◆ Task requirements: Where a line holds "donors", copy it.

◆ Records for the task:

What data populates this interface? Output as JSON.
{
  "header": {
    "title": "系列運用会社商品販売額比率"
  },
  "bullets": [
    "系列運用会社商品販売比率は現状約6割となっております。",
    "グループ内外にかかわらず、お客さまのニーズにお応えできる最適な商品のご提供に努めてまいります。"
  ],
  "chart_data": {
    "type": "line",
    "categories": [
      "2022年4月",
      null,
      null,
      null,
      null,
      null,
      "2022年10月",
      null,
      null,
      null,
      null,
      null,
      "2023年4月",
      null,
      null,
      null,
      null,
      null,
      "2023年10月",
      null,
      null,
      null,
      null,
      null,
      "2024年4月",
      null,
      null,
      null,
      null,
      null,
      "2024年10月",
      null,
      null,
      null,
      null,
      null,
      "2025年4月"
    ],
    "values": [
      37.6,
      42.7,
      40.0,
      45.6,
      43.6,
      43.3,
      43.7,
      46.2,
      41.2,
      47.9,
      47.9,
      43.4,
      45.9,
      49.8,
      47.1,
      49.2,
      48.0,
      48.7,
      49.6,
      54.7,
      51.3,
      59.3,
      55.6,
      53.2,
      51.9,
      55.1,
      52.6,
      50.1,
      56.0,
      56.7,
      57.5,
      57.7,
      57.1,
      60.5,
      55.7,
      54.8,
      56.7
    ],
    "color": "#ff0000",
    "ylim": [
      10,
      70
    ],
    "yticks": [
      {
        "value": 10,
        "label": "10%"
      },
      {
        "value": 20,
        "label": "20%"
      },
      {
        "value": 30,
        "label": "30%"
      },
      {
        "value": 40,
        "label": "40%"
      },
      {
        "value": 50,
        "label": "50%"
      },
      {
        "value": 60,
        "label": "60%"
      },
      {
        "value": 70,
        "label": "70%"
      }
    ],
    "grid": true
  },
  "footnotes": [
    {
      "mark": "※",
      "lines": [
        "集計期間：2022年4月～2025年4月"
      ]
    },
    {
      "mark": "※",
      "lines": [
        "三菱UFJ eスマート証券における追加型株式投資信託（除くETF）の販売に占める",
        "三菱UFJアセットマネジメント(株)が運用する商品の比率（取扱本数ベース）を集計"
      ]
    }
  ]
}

==

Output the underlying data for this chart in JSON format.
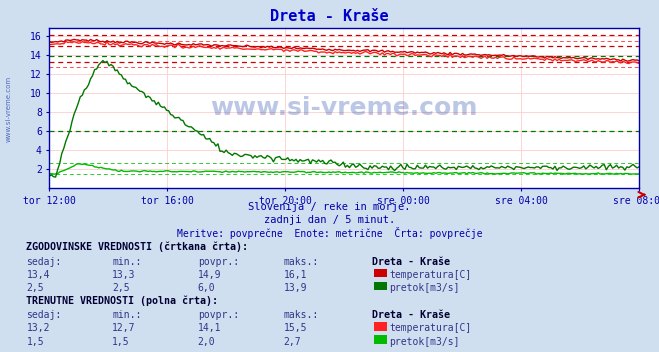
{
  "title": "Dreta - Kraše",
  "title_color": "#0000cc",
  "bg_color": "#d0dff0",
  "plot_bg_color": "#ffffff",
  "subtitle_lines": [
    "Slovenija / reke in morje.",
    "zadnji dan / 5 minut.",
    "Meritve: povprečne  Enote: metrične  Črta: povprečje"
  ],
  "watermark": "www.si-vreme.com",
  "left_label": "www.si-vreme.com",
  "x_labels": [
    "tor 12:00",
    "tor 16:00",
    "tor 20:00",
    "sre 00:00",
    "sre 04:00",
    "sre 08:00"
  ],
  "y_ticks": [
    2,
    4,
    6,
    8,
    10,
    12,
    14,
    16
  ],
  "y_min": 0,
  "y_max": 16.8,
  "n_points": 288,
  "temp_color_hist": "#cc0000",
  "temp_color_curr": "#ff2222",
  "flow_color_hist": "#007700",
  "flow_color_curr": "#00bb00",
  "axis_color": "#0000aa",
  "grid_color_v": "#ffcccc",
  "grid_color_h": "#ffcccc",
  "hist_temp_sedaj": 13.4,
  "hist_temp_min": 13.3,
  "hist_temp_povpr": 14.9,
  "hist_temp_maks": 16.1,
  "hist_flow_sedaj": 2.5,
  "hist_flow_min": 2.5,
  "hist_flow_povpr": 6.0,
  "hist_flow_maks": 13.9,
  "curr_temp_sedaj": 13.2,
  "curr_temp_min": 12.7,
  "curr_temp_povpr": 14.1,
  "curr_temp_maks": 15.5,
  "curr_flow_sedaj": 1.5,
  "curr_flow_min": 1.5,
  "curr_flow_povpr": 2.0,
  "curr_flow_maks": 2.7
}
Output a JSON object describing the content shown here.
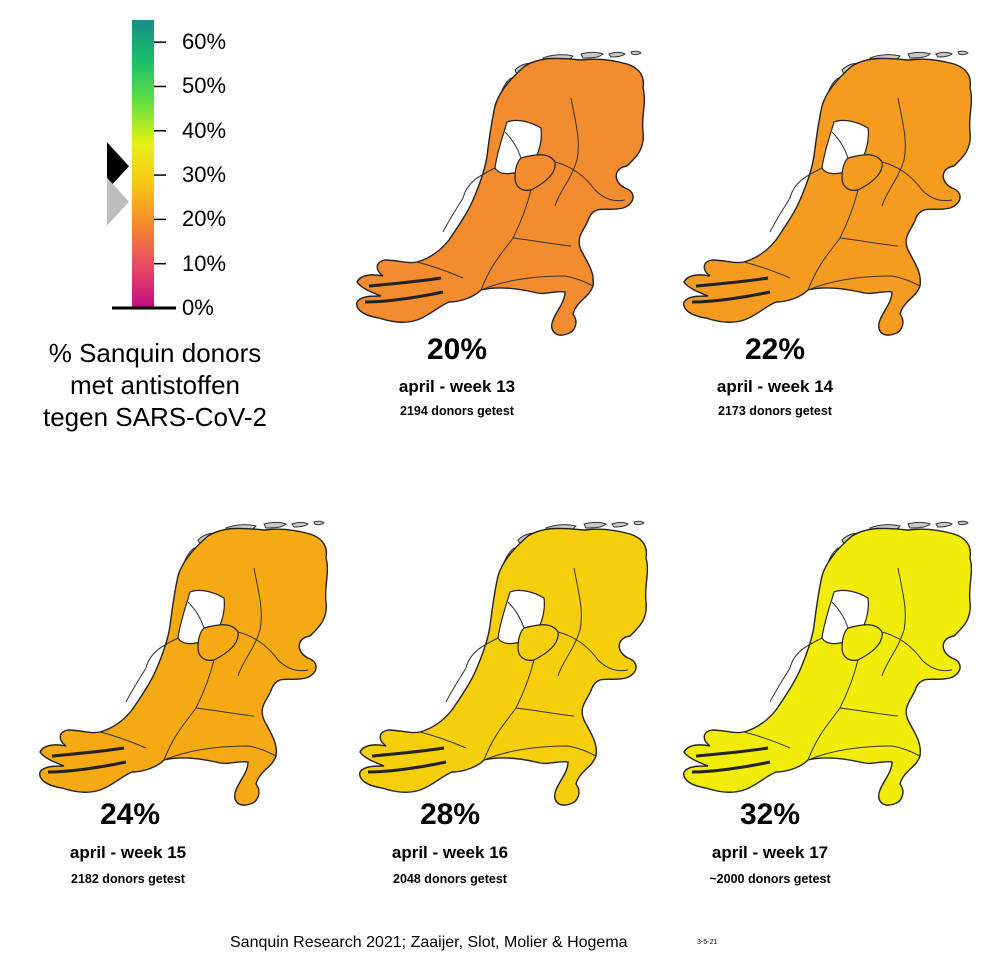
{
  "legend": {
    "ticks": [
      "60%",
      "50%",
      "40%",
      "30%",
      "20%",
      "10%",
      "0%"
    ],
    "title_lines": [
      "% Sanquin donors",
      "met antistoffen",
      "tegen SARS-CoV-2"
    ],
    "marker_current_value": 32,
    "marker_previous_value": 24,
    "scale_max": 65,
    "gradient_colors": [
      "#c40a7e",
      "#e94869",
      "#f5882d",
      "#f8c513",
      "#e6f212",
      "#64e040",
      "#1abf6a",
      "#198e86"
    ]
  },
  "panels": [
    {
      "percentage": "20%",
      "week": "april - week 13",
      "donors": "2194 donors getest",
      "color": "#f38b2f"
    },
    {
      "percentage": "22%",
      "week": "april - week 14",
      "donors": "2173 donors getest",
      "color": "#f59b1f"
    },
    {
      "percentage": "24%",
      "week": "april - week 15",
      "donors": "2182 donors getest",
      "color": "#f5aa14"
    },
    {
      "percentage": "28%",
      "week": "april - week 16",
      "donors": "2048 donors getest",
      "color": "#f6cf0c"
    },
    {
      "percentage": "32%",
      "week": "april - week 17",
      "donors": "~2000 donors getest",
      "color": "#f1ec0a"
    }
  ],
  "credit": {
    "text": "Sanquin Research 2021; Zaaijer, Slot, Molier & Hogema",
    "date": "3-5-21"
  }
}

◆ Output below:
      "% Sanquin donors",
      "donors": "2194 donors getest",
      "donors": "2173 donors getest",
      "donors": "2182 donors getest",
      "donors": "2048 donors getest",
      "donors": "~2000 donors getest",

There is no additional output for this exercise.